*STATED EXERCISE*:
Which lines hold the word "sang"? Copy each of them.

*LISTED ENTRIES*:
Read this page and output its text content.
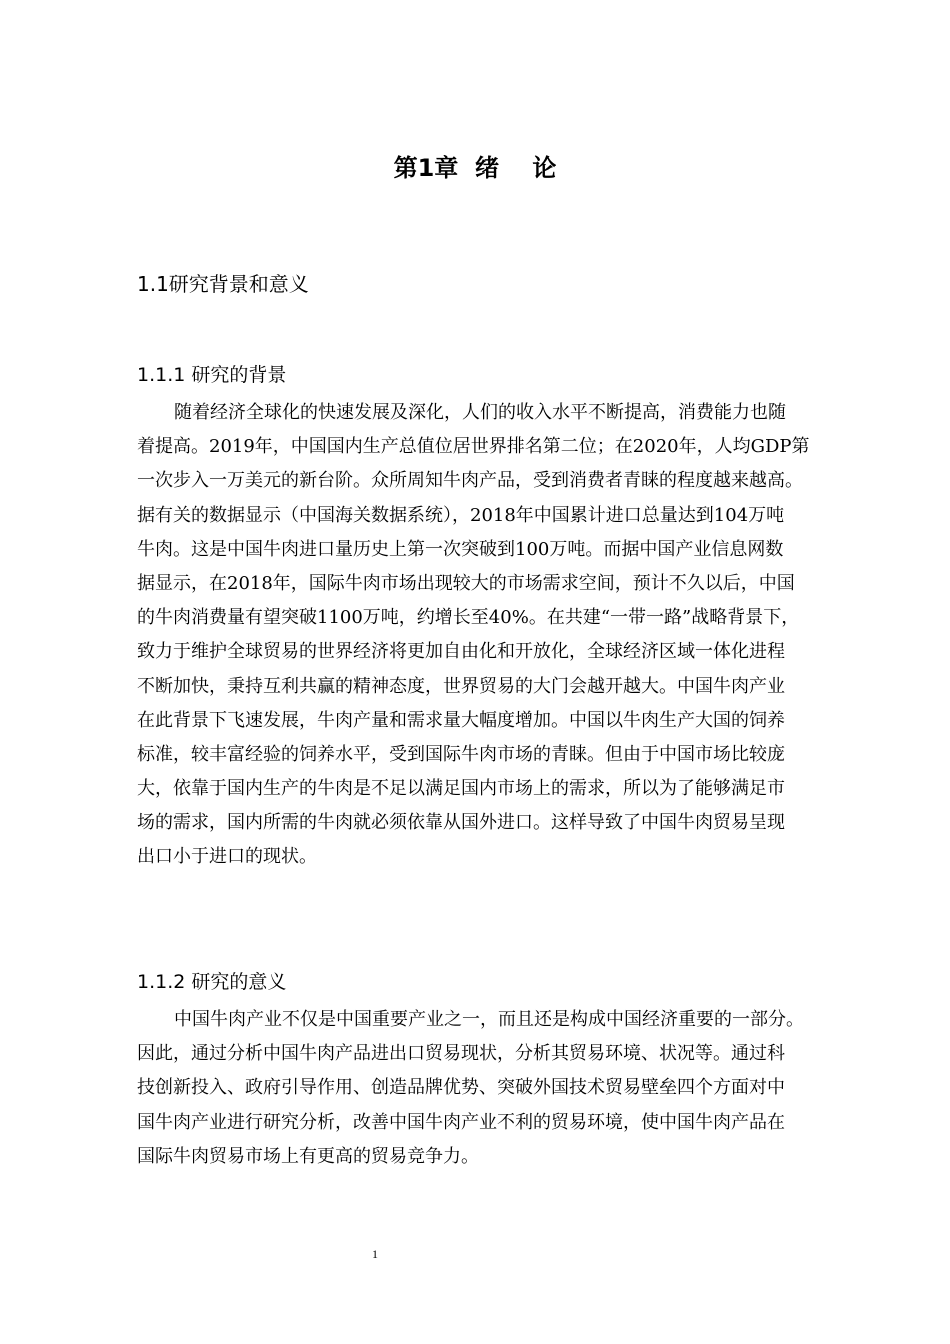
第1章  绪    论
1.1研究背景和意义
1.1.1 研究的背景
随着经济全球化的快速发展及深化，人们的收入水平不断提高，消费能力也随
着提高。2019年，中国国内生产总值位居世界排名第二位；在2020年，人均GDP第
一次步入一万美元的新台阶。众所周知牛肉产品，受到消费者青睐的程度越来越高。
据有关的数据显示（中国海关数据系统），2018年中国累计进口总量达到104万吨
牛肉。这是中国牛肉进口量历史上第一次突破到100万吨。而据中国产业信息网数
据显示，在2018年，国际牛肉市场出现较大的市场需求空间，预计不久以后，中国
的牛肉消费量有望突破1100万吨，约增长至40%。在共建“一带一路”战略背景下，
致力于维护全球贸易的世界经济将更加自由化和开放化，全球经济区域一体化进程
不断加快，秉持互利共赢的精神态度，世界贸易的大门会越开越大。中国牛肉产业
在此背景下飞速发展，牛肉产量和需求量大幅度增加。中国以牛肉生产大国的饲养
标准，较丰富经验的饲养水平，受到国际牛肉市场的青睐。但由于中国市场比较庞
大，依靠于国内生产的牛肉是不足以满足国内市场上的需求，所以为了能够满足市
场的需求，国内所需的牛肉就必须依靠从国外进口。这样导致了中国牛肉贸易呈现
出口小于进口的现状。
1.1.2 研究的意义
中国牛肉产业不仅是中国重要产业之一，而且还是构成中国经济重要的一部分。
因此，通过分析中国牛肉产品进出口贸易现状，分析其贸易环境、状况等。通过科
技创新投入、政府引导作用、创造品牌优势、突破外国技术贸易壁垒四个方面对中
国牛肉产业进行研究分析，改善中国牛肉产业不利的贸易环境，使中国牛肉产品在
国际牛肉贸易市场上有更高的贸易竞争力。
1
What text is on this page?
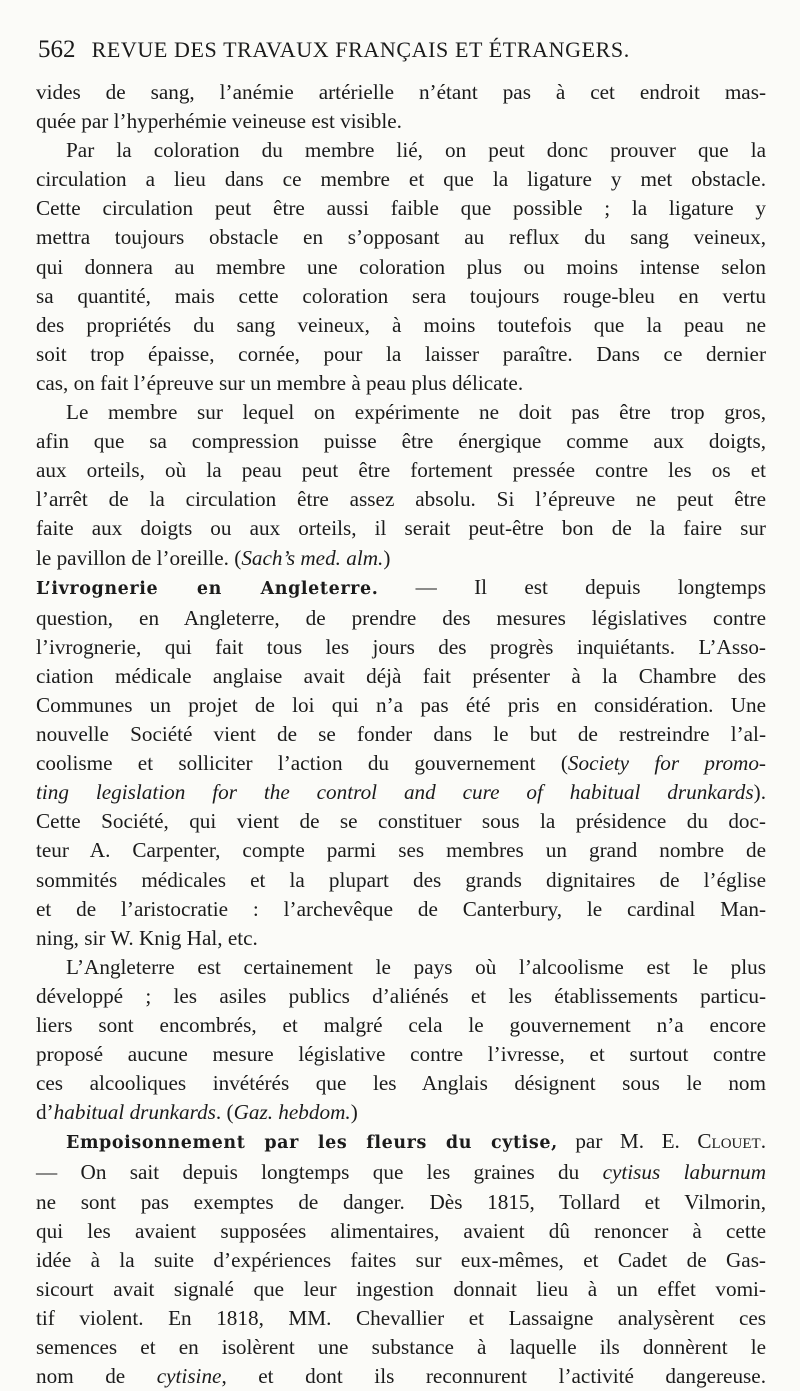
562 REVUE DES TRAVAUX FRANÇAIS ET ÉTRANGERS.

vides de sang, l’anémie artérielle n’étant pas à cet endroit mas-
quée par l’hyperhémie veineuse est visible.

Par la coloration du membre lié, on peut donc prouver que la
circulation a lieu dans ce membre et que la ligature y met obstacle.
Cette circulation peut être aussi faible que possible ; la ligature y
mettra toujours obstacle en s’opposant au reflux du sang veineux,
qui donnera au membre une coloration plus ou moins intense selon
sa quantité, mais cette coloration sera toujours rouge-bleu en vertu
des propriétés du sang veineux, à moins toutefois que la peau ne
soit trop épaisse, cornée, pour la laisser paraître. Dans ce dernier
cas, on fait l’épreuve sur un membre à peau plus délicate.

Le membre sur lequel on expérimente ne doit pas être trop gros,
afin que sa compression puisse être énergique comme aux doigts,
aux orteils, où la peau peut être fortement pressée contre les os et
l’arrêt de la circulation être assez absolu. Si l’épreuve ne peut être
faite aux doigts ou aux orteils, il serait peut-être bon de la faire sur
le pavillon de l’oreille. (Sach’s med. alm.)

L’ivrognerie en Angleterre. — Il est depuis longtemps
question, en Angleterre, de prendre des mesures législatives contre
l’ivrognerie, qui fait tous les jours des progrès inquiétants. L’Asso-
ciation médicale anglaise avait déjà fait présenter à la Chambre des
Communes un projet de loi qui n’a pas été pris en considération. Une
nouvelle Société vient de se fonder dans le but de restreindre l’al-
coolisme et solliciter l’action du gouvernement (Society for promo-
ting legislation for the control and cure of habitual drunkards).
Cette Société, qui vient de se constituer sous la présidence du doc-
teur A. Carpenter, compte parmi ses membres un grand nombre de
sommités médicales et la plupart des grands dignitaires de l’église
et de l’aristocratie : l’archevêque de Canterbury, le cardinal Man-
ning, sir W. Knig Hal, etc.

L’Angleterre est certainement le pays où l’alcoolisme est le plus
développé ; les asiles publics d’aliénés et les établissements particu-
liers sont encombrés, et malgré cela le gouvernement n’a encore
proposé aucune mesure législative contre l’ivresse, et surtout contre
ces alcooliques invétérés que les Anglais désignent sous le nom
d’habitual drunkards. (Gaz. hebdom.)

Empoisonnement par les fleurs du cytise, par M. E. Clouet.
— On sait depuis longtemps que les graines du cytisus laburnum
ne sont pas exemptes de danger. Dès 1815, Tollard et Vilmorin,
qui les avaient supposées alimentaires, avaient dû renoncer à cette
idée à la suite d’expériences faites sur eux-mêmes, et Cadet de Gas-
sicourt avait signalé que leur ingestion donnait lieu à un effet vomi-
tif violent. En 1818, MM. Chevallier et Lassaigne analysèrent ces
semences et en isolèrent une substance à laquelle ils donnèrent le
nom de cytisine, et dont ils reconnurent l’activité dangereuse.
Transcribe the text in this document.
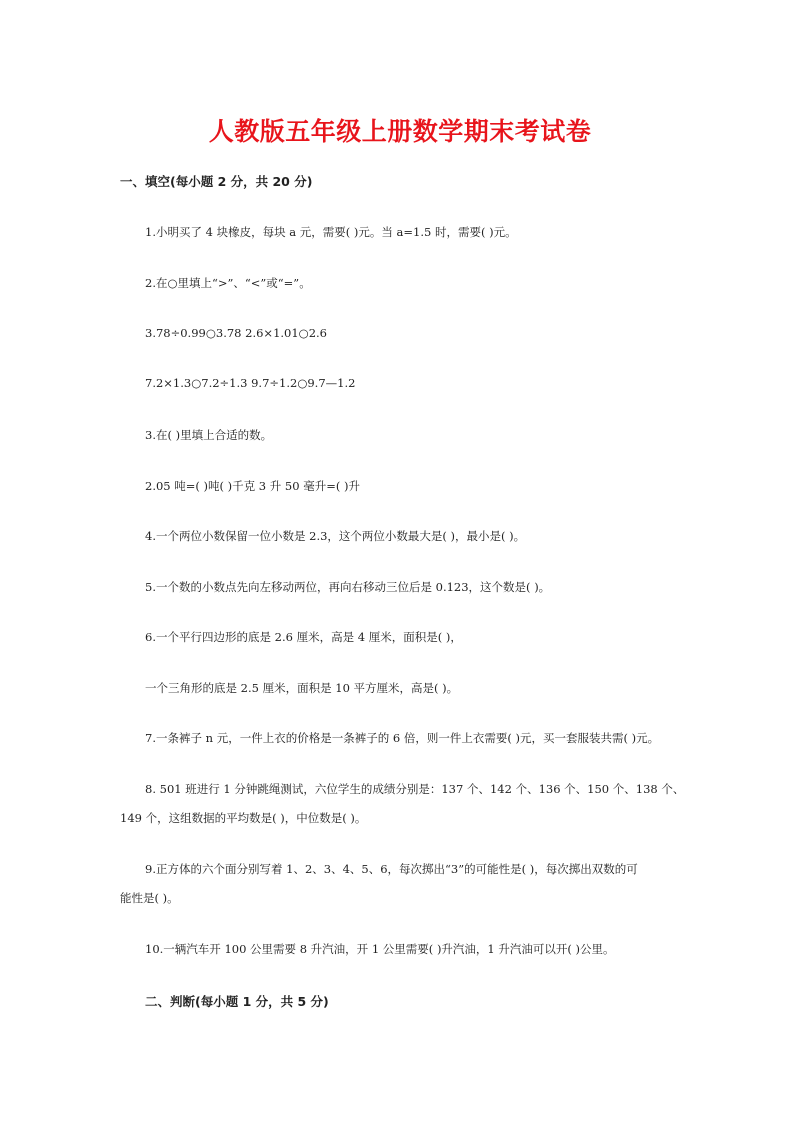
人教版五年级上册数学期末考试卷
一、填空(每小题 2 分，共 20 分)
1.小明买了 4 块橡皮，每块 a 元，需要( )元。当 a=1.5 时，需要( )元。
2.在○里填上“>”、“<”或“=”。
3.78÷0.99○3.78 2.6×1.01○2.6
7.2×1.3○7.2÷1.3 9.7÷1.2○9.7—1.2
3.在( )里填上合适的数。
2.05 吨=( )吨( )千克 3 升 50 毫升=( )升
4.一个两位小数保留一位小数是 2.3，这个两位小数最大是( )，最小是( )。
5.一个数的小数点先向左移动两位，再向右移动三位后是 0.123，这个数是( )。
6.一个平行四边形的底是 2.6 厘米，高是 4 厘米，面积是( )，
一个三角形的底是 2.5 厘米，面积是 10 平方厘米，高是( )。
7.一条裤子 n 元，一件上衣的价格是一条裤子的 6 倍，则一件上衣需要( )元，买一套服装共需( )元。
8. 501 班进行 1 分钟跳绳测试，六位学生的成绩分别是：137 个、142 个、136 个、150 个、138 个、
149 个，这组数据的平均数是( )，中位数是( )。
9.正方体的六个面分别写着 1、2、3、4、5、6，每次掷出“3”的可能性是( )，每次掷出双数的可
能性是( )。
10.一辆汽车开 100 公里需要 8 升汽油，开 1 公里需要( )升汽油，1 升汽油可以开( )公里。
二、判断(每小题 1 分，共 5 分)
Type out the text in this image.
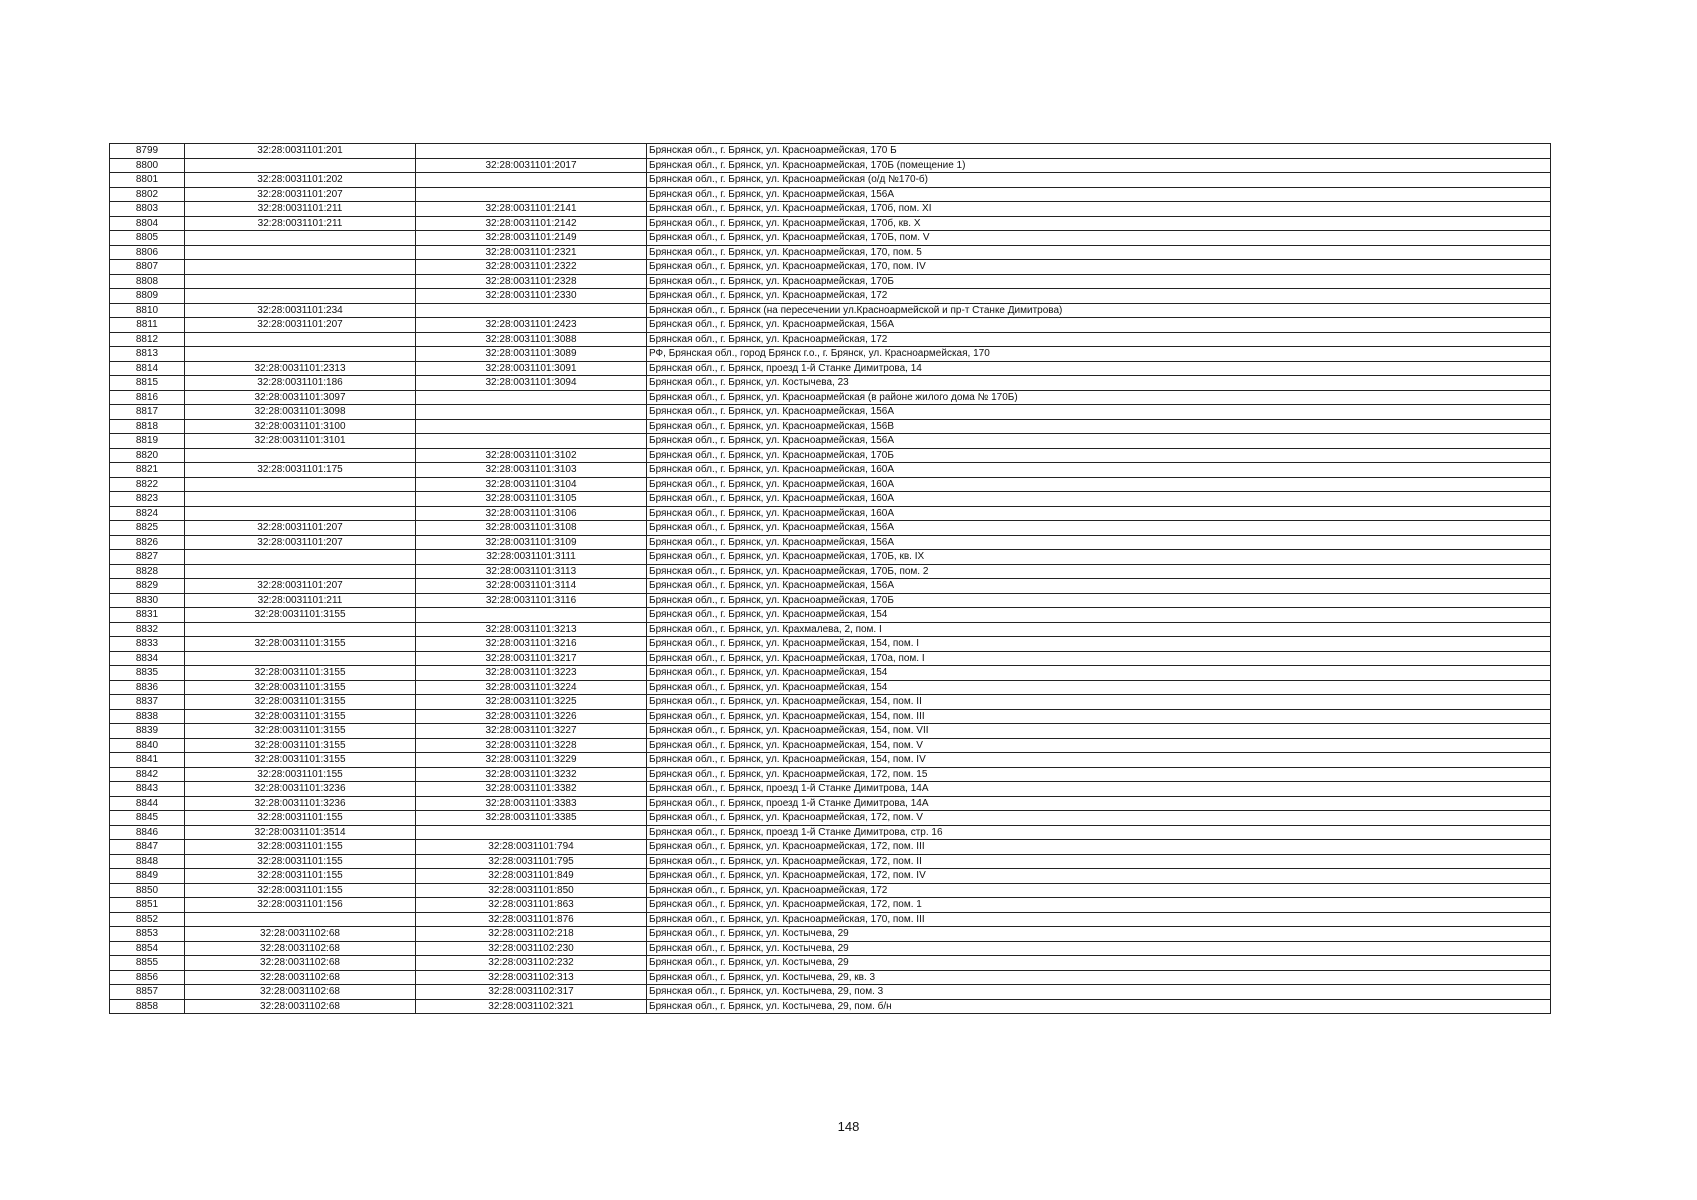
8799	32:28:0031101:201		Брянская обл., г. Брянск, ул. Красноармейская, 170 Б
8800		32:28:0031101:2017	Брянская обл., г. Брянск, ул. Красноармейская, 170Б (помещение 1)
8801	32:28:0031101:202		Брянская обл., г. Брянск, ул. Красноармейская (о/д №170-б)
8802	32:28:0031101:207		Брянская обл., г. Брянск, ул. Красноармейская, 156А
8803	32:28:0031101:211	32:28:0031101:2141	Брянская обл., г. Брянск, ул. Красноармейская, 170б, пом. XI
8804	32:28:0031101:211	32:28:0031101:2142	Брянская обл., г. Брянск, ул. Красноармейская, 170б, кв. X
8805		32:28:0031101:2149	Брянская обл., г. Брянск, ул. Красноармейская, 170Б, пом. V
8806		32:28:0031101:2321	Брянская обл., г. Брянск, ул. Красноармейская, 170, пом. 5
8807		32:28:0031101:2322	Брянская обл., г. Брянск, ул. Красноармейская, 170, пом. IV
8808		32:28:0031101:2328	Брянская обл., г. Брянск, ул. Красноармейская, 170Б
8809		32:28:0031101:2330	Брянская обл., г. Брянск, ул. Красноармейская, 172
8810	32:28:0031101:234		Брянская обл., г. Брянск (на пересечении ул.Красноармейской и пр-т Станке Димитрова)
8811	32:28:0031101:207	32:28:0031101:2423	Брянская обл., г. Брянск, ул. Красноармейская, 156А
8812		32:28:0031101:3088	Брянская обл., г. Брянск, ул. Красноармейская, 172
8813		32:28:0031101:3089	РФ, Брянская обл., город Брянск г.о., г. Брянск, ул. Красноармейская, 170
8814	32:28:0031101:2313	32:28:0031101:3091	Брянская обл., г. Брянск, проезд 1-й Станке Димитрова, 14
8815	32:28:0031101:186	32:28:0031101:3094	Брянская обл., г. Брянск, ул. Костычева, 23
8816	32:28:0031101:3097		Брянская обл., г. Брянск, ул. Красноармейская (в районе жилого дома № 170Б)
8817	32:28:0031101:3098		Брянская обл., г. Брянск, ул. Красноармейская, 156А
8818	32:28:0031101:3100		Брянская обл., г. Брянск, ул. Красноармейская, 156В
8819	32:28:0031101:3101		Брянская обл., г. Брянск, ул. Красноармейская, 156А
8820		32:28:0031101:3102	Брянская обл., г. Брянск, ул. Красноармейская, 170Б
8821	32:28:0031101:175	32:28:0031101:3103	Брянская обл., г. Брянск, ул. Красноармейская, 160А
8822		32:28:0031101:3104	Брянская обл., г. Брянск, ул. Красноармейская, 160А
8823		32:28:0031101:3105	Брянская обл., г. Брянск, ул. Красноармейская, 160А
8824		32:28:0031101:3106	Брянская обл., г. Брянск, ул. Красноармейская, 160А
8825	32:28:0031101:207	32:28:0031101:3108	Брянская обл., г. Брянск, ул. Красноармейская, 156А
8826	32:28:0031101:207	32:28:0031101:3109	Брянская обл., г. Брянск, ул. Красноармейская, 156А
8827		32:28:0031101:3111	Брянская обл., г. Брянск, ул. Красноармейская, 170Б, кв. IX
8828		32:28:0031101:3113	Брянская обл., г. Брянск, ул. Красноармейская, 170Б, пом. 2
8829	32:28:0031101:207	32:28:0031101:3114	Брянская обл., г. Брянск, ул. Красноармейская, 156А
8830	32:28:0031101:211	32:28:0031101:3116	Брянская обл., г. Брянск, ул. Красноармейская, 170Б
8831	32:28:0031101:3155		Брянская обл., г. Брянск, ул. Красноармейская, 154
8832		32:28:0031101:3213	Брянская обл., г. Брянск, ул. Крахмалева, 2, пом. I
8833	32:28:0031101:3155	32:28:0031101:3216	Брянская обл., г. Брянск, ул. Красноармейская, 154, пом. I
8834		32:28:0031101:3217	Брянская обл., г. Брянск, ул. Красноармейская, 170а, пом. I
8835	32:28:0031101:3155	32:28:0031101:3223	Брянская обл., г. Брянск, ул. Красноармейская, 154
8836	32:28:0031101:3155	32:28:0031101:3224	Брянская обл., г. Брянск, ул. Красноармейская, 154
8837	32:28:0031101:3155	32:28:0031101:3225	Брянская обл., г. Брянск, ул. Красноармейская, 154, пом. II
8838	32:28:0031101:3155	32:28:0031101:3226	Брянская обл., г. Брянск, ул. Красноармейская, 154, пом. III
8839	32:28:0031101:3155	32:28:0031101:3227	Брянская обл., г. Брянск, ул. Красноармейская, 154, пом. VII
8840	32:28:0031101:3155	32:28:0031101:3228	Брянская обл., г. Брянск, ул. Красноармейская, 154, пом. V
8841	32:28:0031101:3155	32:28:0031101:3229	Брянская обл., г. Брянск, ул. Красноармейская, 154, пом. IV
8842	32:28:0031101:155	32:28:0031101:3232	Брянская обл., г. Брянск, ул. Красноармейская, 172, пом. 15
8843	32:28:0031101:3236	32:28:0031101:3382	Брянская обл., г. Брянск, проезд 1-й Станке Димитрова, 14А
8844	32:28:0031101:3236	32:28:0031101:3383	Брянская обл., г. Брянск, проезд 1-й Станке Димитрова, 14А
8845	32:28:0031101:155	32:28:0031101:3385	Брянская обл., г. Брянск, ул. Красноармейская, 172, пом. V
8846	32:28:0031101:3514		Брянская обл., г. Брянск, проезд 1-й Станке Димитрова, стр. 16
8847	32:28:0031101:155	32:28:0031101:794	Брянская обл., г. Брянск, ул. Красноармейская, 172, пом. III
8848	32:28:0031101:155	32:28:0031101:795	Брянская обл., г. Брянск, ул. Красноармейская, 172, пом. II
8849	32:28:0031101:155	32:28:0031101:849	Брянская обл., г. Брянск, ул. Красноармейская, 172, пом. IV
8850	32:28:0031101:155	32:28:0031101:850	Брянская обл., г. Брянск, ул. Красноармейская, 172
8851	32:28:0031101:156	32:28:0031101:863	Брянская обл., г. Брянск, ул. Красноармейская, 172, пом. 1
8852		32:28:0031101:876	Брянская обл., г. Брянск, ул. Красноармейская, 170, пом. III
8853	32:28:0031102:68	32:28:0031102:218	Брянская обл., г. Брянск, ул. Костычева, 29
8854	32:28:0031102:68	32:28:0031102:230	Брянская обл., г. Брянск, ул. Костычева, 29
8855	32:28:0031102:68	32:28:0031102:232	Брянская обл., г. Брянск, ул. Костычева, 29
8856	32:28:0031102:68	32:28:0031102:313	Брянская обл., г. Брянск, ул. Костычева, 29, кв. 3
8857	32:28:0031102:68	32:28:0031102:317	Брянская обл., г. Брянск, ул. Костычева, 29, пом. 3
8858	32:28:0031102:68	32:28:0031102:321	Брянская обл., г. Брянск, ул. Костычева, 29, пом. б/н
148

*TASK RESULT*:
vides de sang, l’anémie artérielle n’étant pas à cet endroit mas-
mettra toujours obstacle en s’opposant au reflux du sang veineux,
des propriétés du sang veineux, à moins toutefois que la peau ne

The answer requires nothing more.